##### Dataset records #####

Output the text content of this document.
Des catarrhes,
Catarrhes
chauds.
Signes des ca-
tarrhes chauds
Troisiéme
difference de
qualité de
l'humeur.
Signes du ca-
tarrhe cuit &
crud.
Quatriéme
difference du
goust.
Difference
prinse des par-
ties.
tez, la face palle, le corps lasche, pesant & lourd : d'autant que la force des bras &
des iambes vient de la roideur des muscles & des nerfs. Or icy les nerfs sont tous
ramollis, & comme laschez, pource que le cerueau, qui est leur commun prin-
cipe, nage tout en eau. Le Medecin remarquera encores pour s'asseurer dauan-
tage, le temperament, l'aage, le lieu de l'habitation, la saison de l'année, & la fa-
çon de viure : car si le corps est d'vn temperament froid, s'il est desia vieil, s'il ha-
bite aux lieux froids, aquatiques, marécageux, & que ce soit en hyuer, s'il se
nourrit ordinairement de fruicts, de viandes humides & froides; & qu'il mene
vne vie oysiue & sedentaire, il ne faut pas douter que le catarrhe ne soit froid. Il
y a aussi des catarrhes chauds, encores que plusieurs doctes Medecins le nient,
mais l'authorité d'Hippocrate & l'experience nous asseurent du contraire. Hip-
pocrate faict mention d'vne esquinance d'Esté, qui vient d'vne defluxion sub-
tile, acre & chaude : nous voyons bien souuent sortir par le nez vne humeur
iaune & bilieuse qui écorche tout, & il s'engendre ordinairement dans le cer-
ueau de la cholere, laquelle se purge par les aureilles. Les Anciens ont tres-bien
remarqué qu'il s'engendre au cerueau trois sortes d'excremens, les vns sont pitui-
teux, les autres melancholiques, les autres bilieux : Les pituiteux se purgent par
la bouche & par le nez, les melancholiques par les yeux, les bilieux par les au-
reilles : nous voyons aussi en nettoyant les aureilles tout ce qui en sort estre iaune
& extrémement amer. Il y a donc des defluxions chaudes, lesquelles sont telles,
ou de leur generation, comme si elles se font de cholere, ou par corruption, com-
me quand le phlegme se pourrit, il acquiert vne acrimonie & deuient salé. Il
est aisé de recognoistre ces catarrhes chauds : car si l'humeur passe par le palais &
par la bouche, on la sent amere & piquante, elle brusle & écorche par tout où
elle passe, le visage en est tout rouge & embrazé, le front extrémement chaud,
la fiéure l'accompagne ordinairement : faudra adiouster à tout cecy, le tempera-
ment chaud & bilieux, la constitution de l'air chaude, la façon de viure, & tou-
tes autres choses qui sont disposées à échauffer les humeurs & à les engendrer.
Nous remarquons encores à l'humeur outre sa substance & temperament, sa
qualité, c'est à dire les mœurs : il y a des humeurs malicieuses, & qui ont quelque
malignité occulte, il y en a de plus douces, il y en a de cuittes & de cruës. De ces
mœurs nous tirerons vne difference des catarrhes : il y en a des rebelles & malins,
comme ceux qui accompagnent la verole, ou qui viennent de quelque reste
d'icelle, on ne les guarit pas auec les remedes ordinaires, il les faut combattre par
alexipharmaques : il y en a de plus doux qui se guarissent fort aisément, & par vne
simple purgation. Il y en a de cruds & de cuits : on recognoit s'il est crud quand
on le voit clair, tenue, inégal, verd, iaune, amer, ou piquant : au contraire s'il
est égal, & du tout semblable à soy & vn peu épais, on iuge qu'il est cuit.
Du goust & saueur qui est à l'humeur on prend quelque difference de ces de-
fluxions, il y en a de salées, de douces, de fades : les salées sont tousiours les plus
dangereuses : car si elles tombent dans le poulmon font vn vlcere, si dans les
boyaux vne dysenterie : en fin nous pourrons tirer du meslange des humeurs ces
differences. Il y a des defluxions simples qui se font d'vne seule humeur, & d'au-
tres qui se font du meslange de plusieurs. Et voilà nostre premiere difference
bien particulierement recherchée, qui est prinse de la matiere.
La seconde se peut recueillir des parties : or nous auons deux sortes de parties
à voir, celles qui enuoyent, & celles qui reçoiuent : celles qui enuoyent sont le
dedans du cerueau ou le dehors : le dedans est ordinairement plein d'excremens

#####

Task details
Pick out, from the lines above, every one that contains the string "encores".

The completed task
cipe, nage tout en eau. Le Medecin remarquera encores pour s'asseurer dauan-
y a aussi des catarrhes chauds, encores que plusieurs doctes Medecins le nient,
Nous remarquons encores à l'humeur outre sa substance & temperament, sa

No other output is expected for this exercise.